## Data excerpts:

--------

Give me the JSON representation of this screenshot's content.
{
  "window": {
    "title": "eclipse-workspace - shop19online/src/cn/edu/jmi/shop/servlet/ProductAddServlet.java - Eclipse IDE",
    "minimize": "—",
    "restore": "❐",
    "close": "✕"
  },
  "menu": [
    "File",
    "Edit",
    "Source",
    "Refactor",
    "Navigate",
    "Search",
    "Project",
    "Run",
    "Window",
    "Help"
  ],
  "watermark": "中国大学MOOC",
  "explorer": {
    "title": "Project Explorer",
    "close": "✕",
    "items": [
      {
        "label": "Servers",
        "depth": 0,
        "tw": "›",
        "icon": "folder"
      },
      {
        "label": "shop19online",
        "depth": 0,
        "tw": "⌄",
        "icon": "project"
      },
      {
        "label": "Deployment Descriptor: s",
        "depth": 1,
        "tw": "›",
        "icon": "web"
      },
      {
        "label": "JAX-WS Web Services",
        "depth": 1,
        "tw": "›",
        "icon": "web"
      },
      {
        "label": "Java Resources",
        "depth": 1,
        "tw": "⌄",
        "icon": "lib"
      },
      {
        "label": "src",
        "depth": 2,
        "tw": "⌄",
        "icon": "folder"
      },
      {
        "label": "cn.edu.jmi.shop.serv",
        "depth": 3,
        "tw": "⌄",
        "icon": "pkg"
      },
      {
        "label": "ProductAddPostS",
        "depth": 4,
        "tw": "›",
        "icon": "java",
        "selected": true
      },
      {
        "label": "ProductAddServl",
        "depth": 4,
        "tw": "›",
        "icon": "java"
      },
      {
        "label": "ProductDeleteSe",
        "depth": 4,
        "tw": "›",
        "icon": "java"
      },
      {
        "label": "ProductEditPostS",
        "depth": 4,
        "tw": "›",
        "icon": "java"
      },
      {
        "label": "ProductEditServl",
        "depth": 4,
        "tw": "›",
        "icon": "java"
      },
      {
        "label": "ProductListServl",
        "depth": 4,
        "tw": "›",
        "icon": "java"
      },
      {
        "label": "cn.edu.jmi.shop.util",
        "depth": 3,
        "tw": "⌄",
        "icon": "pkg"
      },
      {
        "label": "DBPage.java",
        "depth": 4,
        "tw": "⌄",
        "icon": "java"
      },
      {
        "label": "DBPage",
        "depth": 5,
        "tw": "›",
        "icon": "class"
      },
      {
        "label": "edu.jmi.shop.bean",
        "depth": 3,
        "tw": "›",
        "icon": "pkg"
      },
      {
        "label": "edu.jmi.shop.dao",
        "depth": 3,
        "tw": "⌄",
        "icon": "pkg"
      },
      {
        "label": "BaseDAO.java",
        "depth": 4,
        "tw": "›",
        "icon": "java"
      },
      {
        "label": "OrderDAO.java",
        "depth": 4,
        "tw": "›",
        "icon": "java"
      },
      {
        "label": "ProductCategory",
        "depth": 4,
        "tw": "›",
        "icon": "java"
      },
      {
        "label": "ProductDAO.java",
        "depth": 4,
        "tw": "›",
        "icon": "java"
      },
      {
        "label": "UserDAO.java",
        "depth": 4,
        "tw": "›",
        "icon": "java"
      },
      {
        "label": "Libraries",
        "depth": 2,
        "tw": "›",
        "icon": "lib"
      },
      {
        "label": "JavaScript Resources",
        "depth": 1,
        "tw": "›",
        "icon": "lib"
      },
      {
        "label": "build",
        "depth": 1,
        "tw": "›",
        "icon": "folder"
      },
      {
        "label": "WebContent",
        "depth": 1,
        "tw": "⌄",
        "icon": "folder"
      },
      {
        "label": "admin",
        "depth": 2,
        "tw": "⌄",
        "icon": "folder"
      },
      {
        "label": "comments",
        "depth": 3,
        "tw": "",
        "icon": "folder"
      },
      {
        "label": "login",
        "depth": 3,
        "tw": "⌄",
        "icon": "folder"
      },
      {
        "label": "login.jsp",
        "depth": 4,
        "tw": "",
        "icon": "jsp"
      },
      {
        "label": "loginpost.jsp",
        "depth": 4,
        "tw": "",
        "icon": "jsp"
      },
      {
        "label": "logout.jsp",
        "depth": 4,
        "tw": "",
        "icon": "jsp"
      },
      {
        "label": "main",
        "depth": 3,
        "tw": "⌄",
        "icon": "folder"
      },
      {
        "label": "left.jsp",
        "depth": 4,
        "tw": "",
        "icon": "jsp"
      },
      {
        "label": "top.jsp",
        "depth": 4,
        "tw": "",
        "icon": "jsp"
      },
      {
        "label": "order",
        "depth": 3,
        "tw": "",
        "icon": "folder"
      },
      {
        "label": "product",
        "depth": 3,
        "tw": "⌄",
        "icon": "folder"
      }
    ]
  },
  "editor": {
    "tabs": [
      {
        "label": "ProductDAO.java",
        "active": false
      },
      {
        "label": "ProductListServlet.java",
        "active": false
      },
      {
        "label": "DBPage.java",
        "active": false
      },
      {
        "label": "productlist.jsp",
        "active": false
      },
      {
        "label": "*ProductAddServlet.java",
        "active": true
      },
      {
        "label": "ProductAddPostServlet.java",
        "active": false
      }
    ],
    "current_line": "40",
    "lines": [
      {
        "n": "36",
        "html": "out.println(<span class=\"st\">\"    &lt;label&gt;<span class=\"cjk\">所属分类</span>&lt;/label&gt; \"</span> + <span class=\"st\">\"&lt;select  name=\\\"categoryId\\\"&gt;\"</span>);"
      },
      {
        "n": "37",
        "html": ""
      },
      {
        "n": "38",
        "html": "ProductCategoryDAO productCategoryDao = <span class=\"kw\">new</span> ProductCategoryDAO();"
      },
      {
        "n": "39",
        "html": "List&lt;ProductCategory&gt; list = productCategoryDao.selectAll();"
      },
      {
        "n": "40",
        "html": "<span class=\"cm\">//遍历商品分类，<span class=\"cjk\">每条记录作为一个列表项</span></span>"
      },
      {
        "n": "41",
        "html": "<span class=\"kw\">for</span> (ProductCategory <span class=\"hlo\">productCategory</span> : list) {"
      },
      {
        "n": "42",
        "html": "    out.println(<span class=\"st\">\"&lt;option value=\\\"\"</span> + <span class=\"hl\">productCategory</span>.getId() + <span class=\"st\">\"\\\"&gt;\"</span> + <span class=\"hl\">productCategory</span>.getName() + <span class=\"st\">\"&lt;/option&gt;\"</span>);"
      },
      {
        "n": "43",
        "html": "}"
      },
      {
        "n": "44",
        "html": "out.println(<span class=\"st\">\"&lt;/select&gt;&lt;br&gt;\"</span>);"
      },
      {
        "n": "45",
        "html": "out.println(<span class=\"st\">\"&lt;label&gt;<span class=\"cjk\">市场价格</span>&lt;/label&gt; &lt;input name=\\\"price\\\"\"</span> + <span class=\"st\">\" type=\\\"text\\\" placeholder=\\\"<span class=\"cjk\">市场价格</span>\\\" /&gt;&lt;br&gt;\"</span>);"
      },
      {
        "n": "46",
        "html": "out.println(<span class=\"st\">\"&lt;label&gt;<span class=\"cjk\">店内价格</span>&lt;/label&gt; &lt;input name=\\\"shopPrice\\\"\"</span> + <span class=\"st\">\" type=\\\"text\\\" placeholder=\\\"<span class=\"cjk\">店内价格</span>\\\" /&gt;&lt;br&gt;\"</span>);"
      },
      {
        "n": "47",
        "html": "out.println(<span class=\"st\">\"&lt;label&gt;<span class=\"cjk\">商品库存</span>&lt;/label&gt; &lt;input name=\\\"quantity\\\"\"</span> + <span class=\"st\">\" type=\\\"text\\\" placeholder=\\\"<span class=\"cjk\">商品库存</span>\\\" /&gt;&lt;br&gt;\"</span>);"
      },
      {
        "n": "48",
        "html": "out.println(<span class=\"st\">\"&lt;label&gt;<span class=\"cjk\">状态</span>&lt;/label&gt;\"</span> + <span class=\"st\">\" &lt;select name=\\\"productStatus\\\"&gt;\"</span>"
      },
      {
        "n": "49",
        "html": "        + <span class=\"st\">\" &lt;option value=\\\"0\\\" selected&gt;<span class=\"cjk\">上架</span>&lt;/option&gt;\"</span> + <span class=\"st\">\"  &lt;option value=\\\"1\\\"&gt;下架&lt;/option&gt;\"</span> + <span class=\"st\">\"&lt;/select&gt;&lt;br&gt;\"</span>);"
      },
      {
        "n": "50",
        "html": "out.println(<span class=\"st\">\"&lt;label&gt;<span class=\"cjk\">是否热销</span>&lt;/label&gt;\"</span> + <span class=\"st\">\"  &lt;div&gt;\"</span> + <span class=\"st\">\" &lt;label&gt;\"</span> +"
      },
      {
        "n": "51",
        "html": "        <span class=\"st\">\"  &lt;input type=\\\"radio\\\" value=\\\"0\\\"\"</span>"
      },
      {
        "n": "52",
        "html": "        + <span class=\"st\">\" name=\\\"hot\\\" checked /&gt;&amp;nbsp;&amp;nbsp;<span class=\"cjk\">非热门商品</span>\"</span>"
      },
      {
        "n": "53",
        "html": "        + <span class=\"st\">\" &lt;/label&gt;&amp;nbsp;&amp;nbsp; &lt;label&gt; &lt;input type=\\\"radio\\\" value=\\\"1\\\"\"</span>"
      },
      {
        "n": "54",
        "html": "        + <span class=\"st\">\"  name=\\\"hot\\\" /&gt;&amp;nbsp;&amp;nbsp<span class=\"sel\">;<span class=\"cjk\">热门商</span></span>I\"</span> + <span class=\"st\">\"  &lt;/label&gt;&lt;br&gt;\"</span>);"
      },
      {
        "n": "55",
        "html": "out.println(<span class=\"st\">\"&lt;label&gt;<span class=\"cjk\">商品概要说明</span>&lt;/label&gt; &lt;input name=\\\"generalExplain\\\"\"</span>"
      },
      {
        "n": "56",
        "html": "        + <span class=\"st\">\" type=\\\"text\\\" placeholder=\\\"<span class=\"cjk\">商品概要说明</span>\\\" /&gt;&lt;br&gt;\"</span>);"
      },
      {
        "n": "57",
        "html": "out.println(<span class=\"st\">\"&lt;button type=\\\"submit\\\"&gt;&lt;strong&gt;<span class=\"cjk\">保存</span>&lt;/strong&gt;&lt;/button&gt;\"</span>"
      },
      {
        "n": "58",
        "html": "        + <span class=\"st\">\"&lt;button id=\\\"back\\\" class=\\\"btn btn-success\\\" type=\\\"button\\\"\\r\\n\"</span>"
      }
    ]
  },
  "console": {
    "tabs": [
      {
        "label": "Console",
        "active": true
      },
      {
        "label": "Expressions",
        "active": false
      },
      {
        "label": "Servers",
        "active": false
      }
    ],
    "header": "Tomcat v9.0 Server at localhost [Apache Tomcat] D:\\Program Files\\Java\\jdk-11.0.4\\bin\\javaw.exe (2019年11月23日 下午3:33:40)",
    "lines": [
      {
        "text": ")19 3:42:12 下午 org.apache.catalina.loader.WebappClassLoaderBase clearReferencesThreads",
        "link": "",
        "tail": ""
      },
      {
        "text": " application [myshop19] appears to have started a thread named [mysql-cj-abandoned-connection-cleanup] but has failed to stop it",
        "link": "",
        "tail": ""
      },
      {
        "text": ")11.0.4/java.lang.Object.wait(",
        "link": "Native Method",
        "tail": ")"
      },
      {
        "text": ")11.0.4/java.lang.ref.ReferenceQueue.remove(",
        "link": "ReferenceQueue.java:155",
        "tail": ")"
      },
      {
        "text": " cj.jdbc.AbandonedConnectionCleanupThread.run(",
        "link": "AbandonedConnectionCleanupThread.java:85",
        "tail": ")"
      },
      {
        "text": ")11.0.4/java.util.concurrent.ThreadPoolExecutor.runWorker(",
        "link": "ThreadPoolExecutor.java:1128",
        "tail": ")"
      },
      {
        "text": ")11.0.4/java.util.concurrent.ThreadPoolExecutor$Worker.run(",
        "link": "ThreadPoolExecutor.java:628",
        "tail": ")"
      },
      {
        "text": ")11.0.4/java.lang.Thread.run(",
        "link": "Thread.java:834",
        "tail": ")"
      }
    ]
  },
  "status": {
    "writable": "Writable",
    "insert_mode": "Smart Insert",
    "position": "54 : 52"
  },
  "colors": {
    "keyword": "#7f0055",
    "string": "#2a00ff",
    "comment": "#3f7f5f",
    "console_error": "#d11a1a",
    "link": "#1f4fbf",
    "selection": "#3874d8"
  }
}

--------

## Given request:
Copy each line above containing the string "title".

## The completed task:
    "title": "eclipse-workspace - shop19online/src/cn/edu/jmi/shop/servlet/ProductAddServlet.java - Eclipse IDE",
    "title": "Project Explorer",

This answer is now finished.